%%

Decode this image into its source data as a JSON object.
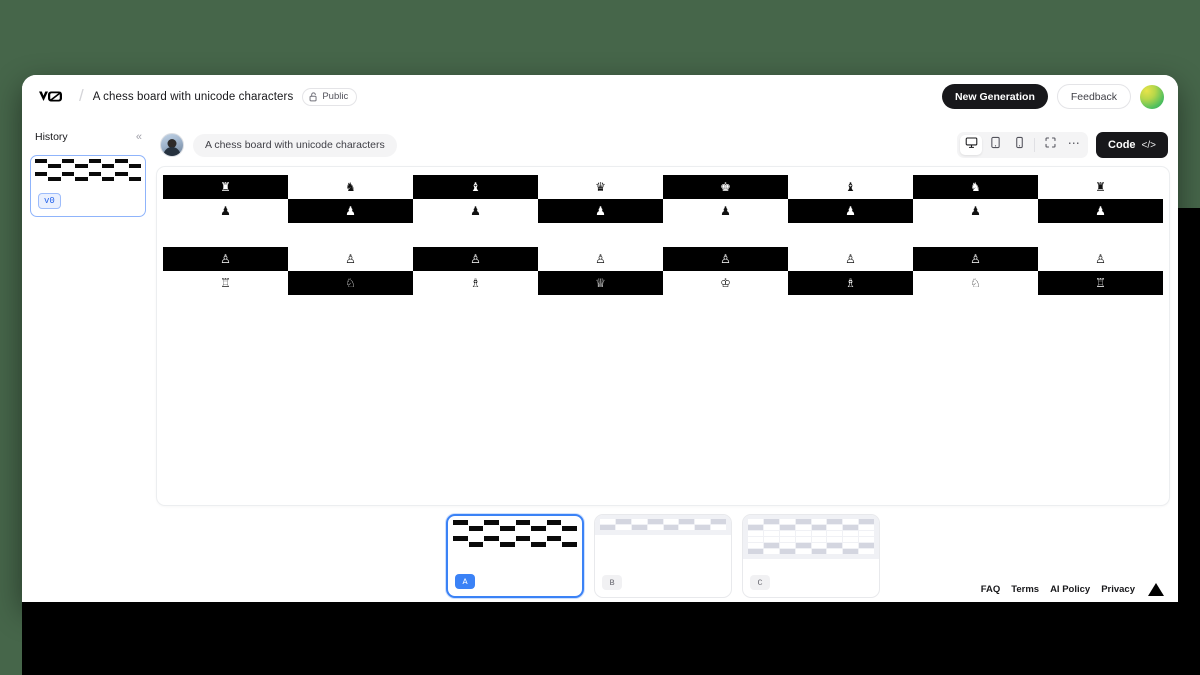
{
  "theme": {
    "backdrop_green": "#46664a",
    "accent_blue": "#3b82f6",
    "dark": "#18181b",
    "board_dark": "#000000",
    "board_light": "#ffffff"
  },
  "topbar": {
    "logo": "v0-logo",
    "separator": "/",
    "project_title": "A chess board with unicode characters",
    "visibility_label": "Public",
    "visibility_icon": "lock-open-icon",
    "new_generation_label": "New Generation",
    "feedback_label": "Feedback",
    "account_avatar": "account-avatar"
  },
  "sidebar": {
    "title": "History",
    "collapse_icon": "«",
    "items": [
      {
        "badge": "v0",
        "selected": true
      }
    ]
  },
  "preview_toolbar": {
    "user_avatar": "user-avatar",
    "prompt_text": "A chess board with unicode characters",
    "viewports": [
      {
        "name": "desktop-view-button",
        "icon": "monitor-icon",
        "active": true
      },
      {
        "name": "tablet-view-button",
        "icon": "tablet-icon",
        "active": false
      },
      {
        "name": "mobile-view-button",
        "icon": "phone-icon",
        "active": false
      },
      {
        "name": "fullscreen-button",
        "icon": "expand-icon",
        "active": false
      },
      {
        "name": "more-options-button",
        "icon": "ellipsis-icon",
        "active": false
      }
    ],
    "code_label": "Code",
    "code_chevrons": "</>"
  },
  "chess_board": {
    "rows": [
      {
        "index": 0,
        "pieces": [
          "♜",
          "♞",
          "♝",
          "♛",
          "♚",
          "♝",
          "♞",
          "♜"
        ],
        "squares": [
          "dark",
          "light",
          "dark",
          "light",
          "dark",
          "light",
          "dark",
          "light"
        ]
      },
      {
        "index": 1,
        "pieces": [
          "♟",
          "♟",
          "♟",
          "♟",
          "♟",
          "♟",
          "♟",
          "♟"
        ],
        "squares": [
          "light",
          "dark",
          "light",
          "dark",
          "light",
          "dark",
          "light",
          "dark"
        ]
      },
      {
        "index": 2,
        "pieces": [
          "♙",
          "♙",
          "♙",
          "♙",
          "♙",
          "♙",
          "♙",
          "♙"
        ],
        "squares": [
          "dark",
          "light",
          "dark",
          "light",
          "dark",
          "light",
          "dark",
          "light"
        ]
      },
      {
        "index": 3,
        "pieces": [
          "♖",
          "♘",
          "♗",
          "♕",
          "♔",
          "♗",
          "♘",
          "♖"
        ],
        "squares": [
          "light",
          "dark",
          "light",
          "dark",
          "light",
          "dark",
          "light",
          "dark"
        ]
      }
    ]
  },
  "variants": [
    {
      "badge": "A",
      "selected": true,
      "style": "mono"
    },
    {
      "badge": "B",
      "selected": false,
      "style": "gray-short"
    },
    {
      "badge": "C",
      "selected": false,
      "style": "gray-tall"
    }
  ],
  "footer": {
    "links": [
      "FAQ",
      "Terms",
      "AI Policy",
      "Privacy"
    ],
    "logo": "vercel-triangle-icon"
  }
}
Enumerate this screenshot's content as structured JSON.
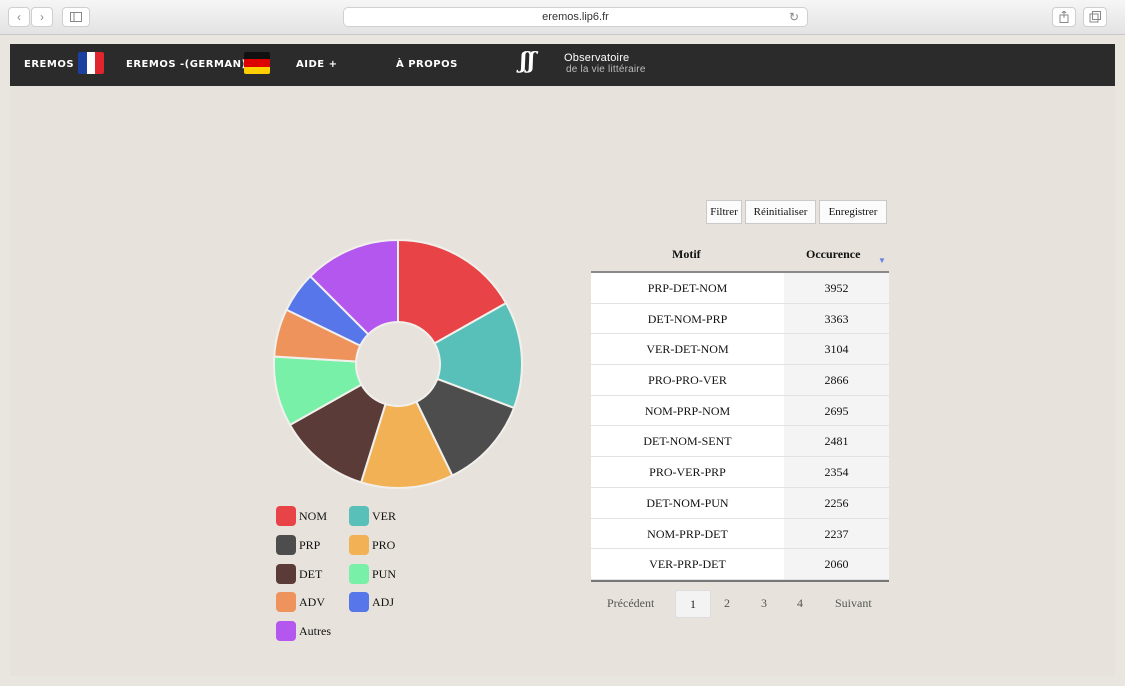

%%

**DIRECTIVE:**
How many lines in the listing contain "style"? Answer with the number alone.

**SOLUTION TO THE PROBLEM:**
3